Dataset entries on figures:
►

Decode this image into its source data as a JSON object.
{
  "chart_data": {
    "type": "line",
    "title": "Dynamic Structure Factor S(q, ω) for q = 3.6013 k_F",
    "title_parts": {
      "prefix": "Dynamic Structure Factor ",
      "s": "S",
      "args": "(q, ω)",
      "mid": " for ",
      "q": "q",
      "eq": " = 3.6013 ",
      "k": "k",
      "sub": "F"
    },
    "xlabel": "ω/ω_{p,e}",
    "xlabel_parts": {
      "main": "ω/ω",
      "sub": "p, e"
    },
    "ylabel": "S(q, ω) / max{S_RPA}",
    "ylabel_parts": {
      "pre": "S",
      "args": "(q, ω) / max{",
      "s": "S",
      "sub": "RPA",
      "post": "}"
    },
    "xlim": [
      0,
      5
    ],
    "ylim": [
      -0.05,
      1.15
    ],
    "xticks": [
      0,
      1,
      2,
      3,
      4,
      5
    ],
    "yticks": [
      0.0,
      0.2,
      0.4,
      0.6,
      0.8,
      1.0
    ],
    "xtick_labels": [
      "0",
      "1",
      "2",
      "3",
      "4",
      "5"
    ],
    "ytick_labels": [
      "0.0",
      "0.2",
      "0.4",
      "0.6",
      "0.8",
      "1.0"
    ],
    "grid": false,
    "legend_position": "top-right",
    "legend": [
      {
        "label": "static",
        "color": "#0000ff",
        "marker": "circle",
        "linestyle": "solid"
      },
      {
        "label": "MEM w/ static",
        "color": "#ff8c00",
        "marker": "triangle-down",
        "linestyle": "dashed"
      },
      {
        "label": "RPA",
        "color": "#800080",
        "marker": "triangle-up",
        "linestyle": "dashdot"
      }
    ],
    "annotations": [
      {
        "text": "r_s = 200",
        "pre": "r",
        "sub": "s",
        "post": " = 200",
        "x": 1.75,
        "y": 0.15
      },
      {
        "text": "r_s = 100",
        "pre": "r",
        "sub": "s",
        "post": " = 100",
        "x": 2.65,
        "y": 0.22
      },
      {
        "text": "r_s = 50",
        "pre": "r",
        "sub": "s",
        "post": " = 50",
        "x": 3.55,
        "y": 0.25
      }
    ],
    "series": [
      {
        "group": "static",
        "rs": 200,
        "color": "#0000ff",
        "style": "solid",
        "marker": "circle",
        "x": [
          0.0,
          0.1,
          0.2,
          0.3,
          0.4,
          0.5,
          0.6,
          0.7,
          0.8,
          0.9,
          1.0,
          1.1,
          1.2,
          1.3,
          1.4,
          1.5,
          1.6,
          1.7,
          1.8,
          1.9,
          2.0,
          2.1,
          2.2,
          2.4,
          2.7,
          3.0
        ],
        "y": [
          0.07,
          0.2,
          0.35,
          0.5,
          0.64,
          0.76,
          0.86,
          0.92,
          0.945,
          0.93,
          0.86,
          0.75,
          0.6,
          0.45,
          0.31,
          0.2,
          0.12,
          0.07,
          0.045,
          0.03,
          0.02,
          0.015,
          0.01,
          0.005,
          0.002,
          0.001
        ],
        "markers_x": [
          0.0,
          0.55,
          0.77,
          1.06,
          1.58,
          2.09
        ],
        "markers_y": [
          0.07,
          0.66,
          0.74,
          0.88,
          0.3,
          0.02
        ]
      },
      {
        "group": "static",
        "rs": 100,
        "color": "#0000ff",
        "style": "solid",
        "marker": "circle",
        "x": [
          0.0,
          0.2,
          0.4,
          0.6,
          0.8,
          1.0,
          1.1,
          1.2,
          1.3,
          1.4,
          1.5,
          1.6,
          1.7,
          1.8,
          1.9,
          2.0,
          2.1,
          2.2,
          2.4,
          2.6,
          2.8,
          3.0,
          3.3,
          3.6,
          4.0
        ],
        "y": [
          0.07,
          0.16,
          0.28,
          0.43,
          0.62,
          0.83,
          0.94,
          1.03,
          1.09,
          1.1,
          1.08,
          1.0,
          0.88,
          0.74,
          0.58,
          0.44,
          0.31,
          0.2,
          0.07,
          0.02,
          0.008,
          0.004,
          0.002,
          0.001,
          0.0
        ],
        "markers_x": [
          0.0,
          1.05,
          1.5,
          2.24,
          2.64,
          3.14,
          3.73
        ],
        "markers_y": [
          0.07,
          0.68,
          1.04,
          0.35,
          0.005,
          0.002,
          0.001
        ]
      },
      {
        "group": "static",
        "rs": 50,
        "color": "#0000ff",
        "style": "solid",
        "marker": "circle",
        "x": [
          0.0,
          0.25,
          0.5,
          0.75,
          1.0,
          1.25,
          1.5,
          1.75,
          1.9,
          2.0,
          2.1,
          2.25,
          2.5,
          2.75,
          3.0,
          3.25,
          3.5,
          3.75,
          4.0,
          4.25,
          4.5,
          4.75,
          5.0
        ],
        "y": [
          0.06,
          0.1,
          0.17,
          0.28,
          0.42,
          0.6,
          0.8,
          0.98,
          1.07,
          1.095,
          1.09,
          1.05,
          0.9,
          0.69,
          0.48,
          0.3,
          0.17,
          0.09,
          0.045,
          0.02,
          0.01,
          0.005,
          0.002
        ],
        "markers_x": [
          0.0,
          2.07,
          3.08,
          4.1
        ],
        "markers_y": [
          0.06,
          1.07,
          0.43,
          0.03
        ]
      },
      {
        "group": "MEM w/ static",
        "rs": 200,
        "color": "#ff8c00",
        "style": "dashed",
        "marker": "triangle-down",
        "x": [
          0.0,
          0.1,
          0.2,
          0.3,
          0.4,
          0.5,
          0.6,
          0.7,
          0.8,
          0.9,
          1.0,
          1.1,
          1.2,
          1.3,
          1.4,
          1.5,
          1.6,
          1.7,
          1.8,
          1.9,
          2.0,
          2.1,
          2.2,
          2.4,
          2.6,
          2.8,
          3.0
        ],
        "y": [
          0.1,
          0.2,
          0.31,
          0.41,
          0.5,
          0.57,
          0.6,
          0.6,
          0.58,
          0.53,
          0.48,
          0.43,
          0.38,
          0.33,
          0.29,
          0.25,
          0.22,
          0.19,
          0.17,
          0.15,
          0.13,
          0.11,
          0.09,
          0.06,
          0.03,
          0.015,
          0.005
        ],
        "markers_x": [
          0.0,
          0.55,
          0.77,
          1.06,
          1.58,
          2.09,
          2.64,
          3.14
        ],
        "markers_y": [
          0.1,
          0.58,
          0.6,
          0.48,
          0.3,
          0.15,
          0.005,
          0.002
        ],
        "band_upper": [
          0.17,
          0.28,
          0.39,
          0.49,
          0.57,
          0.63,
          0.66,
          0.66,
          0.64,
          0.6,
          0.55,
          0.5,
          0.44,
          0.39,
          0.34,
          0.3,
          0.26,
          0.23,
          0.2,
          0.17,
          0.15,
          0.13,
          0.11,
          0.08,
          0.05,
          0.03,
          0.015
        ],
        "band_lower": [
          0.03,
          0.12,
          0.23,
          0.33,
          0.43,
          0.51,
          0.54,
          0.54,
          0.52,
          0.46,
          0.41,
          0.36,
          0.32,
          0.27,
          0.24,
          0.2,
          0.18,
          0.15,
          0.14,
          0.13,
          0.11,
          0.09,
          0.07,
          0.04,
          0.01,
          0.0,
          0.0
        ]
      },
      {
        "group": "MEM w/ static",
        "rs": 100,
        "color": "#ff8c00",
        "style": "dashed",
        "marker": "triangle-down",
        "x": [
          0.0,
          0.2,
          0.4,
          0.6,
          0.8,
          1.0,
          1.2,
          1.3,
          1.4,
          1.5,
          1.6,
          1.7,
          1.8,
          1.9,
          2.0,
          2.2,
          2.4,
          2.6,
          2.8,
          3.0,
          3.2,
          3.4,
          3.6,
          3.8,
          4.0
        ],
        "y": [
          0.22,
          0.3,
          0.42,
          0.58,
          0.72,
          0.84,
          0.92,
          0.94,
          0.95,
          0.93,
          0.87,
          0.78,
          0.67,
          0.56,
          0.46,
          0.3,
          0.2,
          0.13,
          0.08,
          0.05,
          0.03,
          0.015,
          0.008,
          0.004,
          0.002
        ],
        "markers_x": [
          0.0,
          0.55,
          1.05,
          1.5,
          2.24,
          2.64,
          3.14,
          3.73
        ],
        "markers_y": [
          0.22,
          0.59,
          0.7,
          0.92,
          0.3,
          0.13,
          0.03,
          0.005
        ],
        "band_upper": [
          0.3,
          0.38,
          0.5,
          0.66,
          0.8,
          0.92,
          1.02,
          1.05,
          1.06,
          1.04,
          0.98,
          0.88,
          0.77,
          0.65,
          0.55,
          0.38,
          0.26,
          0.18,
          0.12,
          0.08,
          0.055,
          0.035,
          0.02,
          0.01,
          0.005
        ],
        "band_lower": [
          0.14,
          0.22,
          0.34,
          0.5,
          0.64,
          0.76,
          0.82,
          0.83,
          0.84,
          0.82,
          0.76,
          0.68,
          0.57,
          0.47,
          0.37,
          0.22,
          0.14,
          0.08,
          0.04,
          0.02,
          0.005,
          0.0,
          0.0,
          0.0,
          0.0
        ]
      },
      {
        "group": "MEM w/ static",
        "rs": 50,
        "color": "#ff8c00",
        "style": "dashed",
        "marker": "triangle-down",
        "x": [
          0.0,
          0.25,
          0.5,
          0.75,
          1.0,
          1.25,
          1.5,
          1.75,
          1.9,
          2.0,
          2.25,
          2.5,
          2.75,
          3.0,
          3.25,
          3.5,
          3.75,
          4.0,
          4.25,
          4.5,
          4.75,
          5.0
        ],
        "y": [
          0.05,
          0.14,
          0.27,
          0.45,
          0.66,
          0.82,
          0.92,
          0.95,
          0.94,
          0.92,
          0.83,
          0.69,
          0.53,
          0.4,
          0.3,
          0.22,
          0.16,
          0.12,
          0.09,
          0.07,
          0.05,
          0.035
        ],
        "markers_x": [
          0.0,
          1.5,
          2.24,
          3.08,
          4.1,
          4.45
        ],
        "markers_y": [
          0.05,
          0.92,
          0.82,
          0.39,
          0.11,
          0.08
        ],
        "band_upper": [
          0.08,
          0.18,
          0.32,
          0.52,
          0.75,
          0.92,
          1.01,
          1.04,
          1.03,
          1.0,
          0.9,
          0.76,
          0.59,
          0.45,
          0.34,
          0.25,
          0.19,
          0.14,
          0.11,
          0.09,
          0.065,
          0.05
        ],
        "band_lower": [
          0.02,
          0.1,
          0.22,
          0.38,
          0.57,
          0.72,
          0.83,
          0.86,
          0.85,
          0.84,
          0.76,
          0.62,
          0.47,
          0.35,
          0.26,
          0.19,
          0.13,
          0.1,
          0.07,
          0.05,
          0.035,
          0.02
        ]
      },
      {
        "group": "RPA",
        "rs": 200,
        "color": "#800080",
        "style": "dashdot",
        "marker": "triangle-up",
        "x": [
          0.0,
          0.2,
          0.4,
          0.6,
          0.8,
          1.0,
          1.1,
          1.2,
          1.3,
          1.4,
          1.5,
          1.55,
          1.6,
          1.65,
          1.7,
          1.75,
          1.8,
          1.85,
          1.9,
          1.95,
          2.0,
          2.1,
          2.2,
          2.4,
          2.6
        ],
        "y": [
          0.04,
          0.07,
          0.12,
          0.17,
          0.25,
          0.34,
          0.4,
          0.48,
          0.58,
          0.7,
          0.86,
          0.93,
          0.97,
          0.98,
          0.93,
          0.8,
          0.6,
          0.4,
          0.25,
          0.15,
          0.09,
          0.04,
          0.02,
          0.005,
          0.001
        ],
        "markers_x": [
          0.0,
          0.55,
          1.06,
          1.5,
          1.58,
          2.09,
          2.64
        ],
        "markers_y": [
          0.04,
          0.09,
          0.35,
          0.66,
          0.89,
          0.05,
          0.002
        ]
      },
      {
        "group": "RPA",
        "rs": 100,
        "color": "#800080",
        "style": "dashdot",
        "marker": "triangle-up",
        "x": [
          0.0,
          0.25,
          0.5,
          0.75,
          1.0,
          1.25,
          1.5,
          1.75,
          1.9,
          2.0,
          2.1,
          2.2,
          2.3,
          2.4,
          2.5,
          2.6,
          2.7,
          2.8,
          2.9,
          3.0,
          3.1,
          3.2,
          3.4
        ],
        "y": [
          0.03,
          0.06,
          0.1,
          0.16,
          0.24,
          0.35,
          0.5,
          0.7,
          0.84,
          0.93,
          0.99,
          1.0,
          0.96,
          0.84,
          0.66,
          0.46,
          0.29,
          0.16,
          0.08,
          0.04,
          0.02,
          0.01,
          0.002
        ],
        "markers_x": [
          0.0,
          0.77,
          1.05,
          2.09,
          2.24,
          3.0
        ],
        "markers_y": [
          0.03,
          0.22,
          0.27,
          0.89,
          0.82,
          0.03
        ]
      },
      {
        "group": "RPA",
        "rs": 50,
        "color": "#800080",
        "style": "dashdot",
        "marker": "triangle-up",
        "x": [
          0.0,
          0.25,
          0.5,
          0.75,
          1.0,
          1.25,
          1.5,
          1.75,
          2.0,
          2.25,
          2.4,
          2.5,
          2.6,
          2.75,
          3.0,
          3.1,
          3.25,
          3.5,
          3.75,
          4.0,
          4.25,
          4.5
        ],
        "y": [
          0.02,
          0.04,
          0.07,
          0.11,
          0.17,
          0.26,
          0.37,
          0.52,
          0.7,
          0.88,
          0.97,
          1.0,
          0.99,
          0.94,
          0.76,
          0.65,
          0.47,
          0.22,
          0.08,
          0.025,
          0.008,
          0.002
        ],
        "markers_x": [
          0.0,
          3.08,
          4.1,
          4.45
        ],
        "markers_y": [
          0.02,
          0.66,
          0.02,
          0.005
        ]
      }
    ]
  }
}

◄

→ **Instructions to follow**
Looking at the records above, work out how many lines include the string "Structure". Give the number and nothing else.

→ **Written solution**
2